## WORKING DATA
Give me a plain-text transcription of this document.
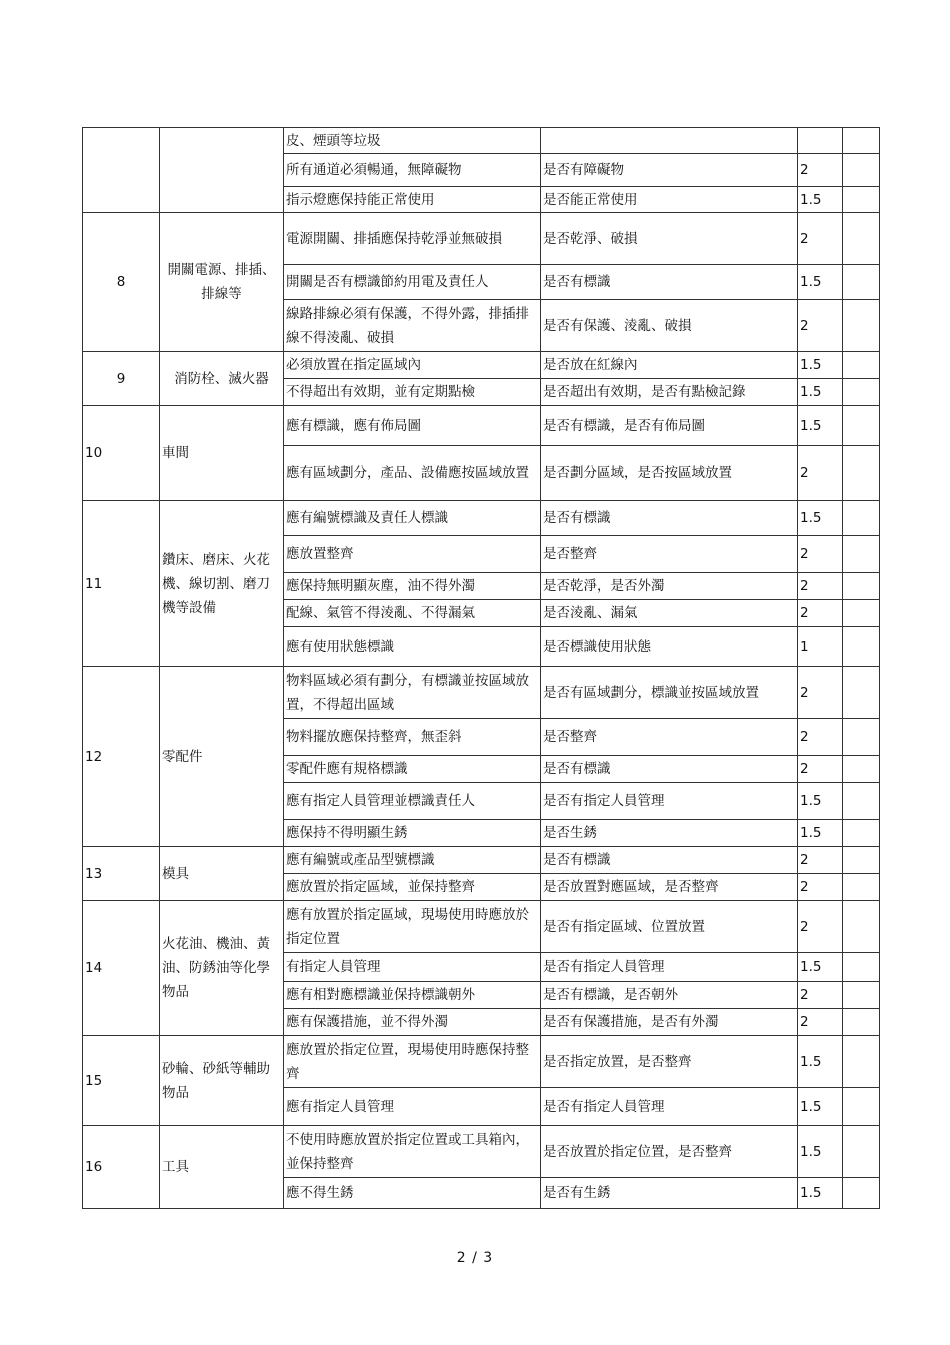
		皮、煙頭等垃圾			
		所有通道必須暢通，無障礙物	是否有障礙物	2	
		指示燈應保持能正常使用	是否能正常使用	1.5	
8	開關電源、排插、排線等	電源開關、排插應保持乾淨並無破損	是否乾淨、破損	2	
		開關是否有標識節約用電及責任人	是否有標識	1.5	
		線路排線必須有保護，不得外露，排插排線不得淩亂、破損	是否有保護、淩亂、破損	2	
9	消防栓、滅火器	必須放置在指定區域內	是否放在紅線內	1.5	
		不得超出有效期，並有定期點檢	是否超出有效期，是否有點檢記錄	1.5	
10	車間	應有標識，應有佈局圖	是否有標識，是否有佈局圖	1.5	
		應有區域劃分，產品、設備應按區域放置	是否劃分區域，是否按區域放置	2	
11	鑽床、磨床、火花機、線切割、磨刀機等設備	應有編號標識及責任人標識	是否有標識	1.5	
		應放置整齊	是否整齊	2	
		應保持無明顯灰塵，油不得外濁	是否乾淨，是否外濁	2	
		配線、氣管不得淩亂、不得漏氣	是否淩亂、漏氣	2	
		應有使用狀態標識	是否標識使用狀態	1	
12	零配件	物料區域必須有劃分，有標識並按區域放置，不得超出區域	是否有區域劃分，標識並按區域放置	2	
		物料擺放應保持整齊，無歪斜	是否整齊	2	
		零配件應有規格標識	是否有標識	2	
		應有指定人員管理並標識責任人	是否有指定人員管理	1.5	
		應保持不得明顯生銹	是否生銹	1.5	
13	模具	應有編號或產品型號標識	是否有標識	2	
		應放置於指定區域，並保持整齊	是否放置對應區域，是否整齊	2	
14	火花油、機油、黃油、防銹油等化學物品	應有放置於指定區域，現場使用時應放於指定位置	是否有指定區域、位置放置	2	
		有指定人員管理	是否有指定人員管理	1.5	
		應有相對應標識並保持標識朝外	是否有標識，是否朝外	2	
		應有保護措施，並不得外濁	是否有保護措施，是否有外濁	2	
15	砂輪、砂紙等輔助物品	應放置於指定位置，現場使用時應保持整齊	是否指定放置，是否整齊	1.5	
		應有指定人員管理	是否有指定人員管理	1.5	
16	工具	不使用時應放置於指定位置或工具箱內，並保持整齊	是否放置於指定位置，是否整齊	1.5	
		應不得生銹	是否有生銹	1.5	
2 / 3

## PROBLEM DESCRIPTION
How many lines of the listing above include the word "是否整齊"? State the number and nothing else.

## THE REPLY
5